Aim ::
The data must be written out once more, precisely as given.

Dataset rows ::
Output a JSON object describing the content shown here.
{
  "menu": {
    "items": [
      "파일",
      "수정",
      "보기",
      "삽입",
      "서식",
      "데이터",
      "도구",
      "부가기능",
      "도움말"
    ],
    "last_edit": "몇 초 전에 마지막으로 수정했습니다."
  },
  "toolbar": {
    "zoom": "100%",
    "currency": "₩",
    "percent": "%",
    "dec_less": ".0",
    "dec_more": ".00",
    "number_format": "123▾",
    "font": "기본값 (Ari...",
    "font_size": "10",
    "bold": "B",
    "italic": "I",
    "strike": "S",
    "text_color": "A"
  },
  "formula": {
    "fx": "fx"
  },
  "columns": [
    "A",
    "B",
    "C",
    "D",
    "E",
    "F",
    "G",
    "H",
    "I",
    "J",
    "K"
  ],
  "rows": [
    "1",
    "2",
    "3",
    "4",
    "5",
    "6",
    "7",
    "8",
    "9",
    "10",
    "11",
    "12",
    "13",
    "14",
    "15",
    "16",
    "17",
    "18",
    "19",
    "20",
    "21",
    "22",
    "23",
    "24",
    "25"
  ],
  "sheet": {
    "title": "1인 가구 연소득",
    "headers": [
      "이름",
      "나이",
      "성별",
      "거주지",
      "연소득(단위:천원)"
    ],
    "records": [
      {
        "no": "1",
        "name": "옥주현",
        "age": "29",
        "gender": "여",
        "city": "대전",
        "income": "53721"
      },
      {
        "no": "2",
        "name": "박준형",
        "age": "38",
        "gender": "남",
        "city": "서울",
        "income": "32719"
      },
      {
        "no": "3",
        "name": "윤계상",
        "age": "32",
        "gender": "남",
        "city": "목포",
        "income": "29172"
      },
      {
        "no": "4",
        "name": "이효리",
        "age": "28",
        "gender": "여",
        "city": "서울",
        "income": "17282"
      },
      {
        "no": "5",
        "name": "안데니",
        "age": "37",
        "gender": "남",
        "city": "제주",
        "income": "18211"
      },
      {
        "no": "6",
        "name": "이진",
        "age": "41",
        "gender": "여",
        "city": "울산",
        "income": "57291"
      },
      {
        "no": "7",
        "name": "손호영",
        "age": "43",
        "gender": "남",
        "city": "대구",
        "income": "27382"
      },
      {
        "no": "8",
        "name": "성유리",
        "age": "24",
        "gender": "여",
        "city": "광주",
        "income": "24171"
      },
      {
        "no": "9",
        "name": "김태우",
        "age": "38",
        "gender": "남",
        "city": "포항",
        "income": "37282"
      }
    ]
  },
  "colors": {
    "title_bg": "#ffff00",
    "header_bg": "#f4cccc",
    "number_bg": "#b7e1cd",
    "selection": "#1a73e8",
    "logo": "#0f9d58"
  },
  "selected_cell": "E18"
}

Written response ::
Output a JSON object describing the content shown here.
{
  "menu": {
    "items": [
      "파일",
      "수정",
      "보기",
      "삽입",
      "서식",
      "데이터",
      "도구",
      "부가기능",
      "도움말"
    ],
    "last_edit": "몇 초 전에 마지막으로 수정했습니다."
  },
  "toolbar": {
    "zoom": "100%",
    "currency": "₩",
    "percent": "%",
    "dec_less": ".0",
    "dec_more": ".00",
    "number_format": "123▾",
    "font": "기본값 (Ari...",
    "font_size": "10",
    "bold": "B",
    "italic": "I",
    "strike": "S",
    "text_color": "A"
  },
  "formula": {
    "fx": "fx"
  },
  "columns": [
    "A",
    "B",
    "C",
    "D",
    "E",
    "F",
    "G",
    "H",
    "I",
    "J",
    "K"
  ],
  "rows": [
    "1",
    "2",
    "3",
    "4",
    "5",
    "6",
    "7",
    "8",
    "9",
    "10",
    "11",
    "12",
    "13",
    "14",
    "15",
    "16",
    "17",
    "18",
    "19",
    "20",
    "21",
    "22",
    "23",
    "24",
    "25"
  ],
  "sheet": {
    "title": "1인 가구 연소득",
    "headers": [
      "이름",
      "나이",
      "성별",
      "거주지",
      "연소득(단위:천원)"
    ],
    "records": [
      {
        "no": "1",
        "name": "옥주현",
        "age": "29",
        "gender": "여",
        "city": "대전",
        "income": "53721"
      },
      {
        "no": "2",
        "name": "박준형",
        "age": "38",
        "gender": "남",
        "city": "서울",
        "income": "32719"
      },
      {
        "no": "3",
        "name": "윤계상",
        "age": "32",
        "gender": "남",
        "city": "목포",
        "income": "29172"
      },
      {
        "no": "4",
        "name": "이효리",
        "age": "28",
        "gender": "여",
        "city": "서울",
        "income": "17282"
      },
      {
        "no": "5",
        "name": "안데니",
        "age": "37",
        "gender": "남",
        "city": "제주",
        "income": "18211"
      },
      {
        "no": "6",
        "name": "이진",
        "age": "41",
        "gender": "여",
        "city": "울산",
        "income": "57291"
      },
      {
        "no": "7",
        "name": "손호영",
        "age": "43",
        "gender": "남",
        "city": "대구",
        "income": "27382"
      },
      {
        "no": "8",
        "name": "성유리",
        "age": "24",
        "gender": "여",
        "city": "광주",
        "income": "24171"
      },
      {
        "no": "9",
        "name": "김태우",
        "age": "38",
        "gender": "남",
        "city": "포항",
        "income": "37282"
      }
    ]
  },
  "colors": {
    "title_bg": "#ffff00",
    "header_bg": "#f4cccc",
    "number_bg": "#b7e1cd",
    "selection": "#1a73e8",
    "logo": "#0f9d58"
  },
  "selected_cell": "E18"
}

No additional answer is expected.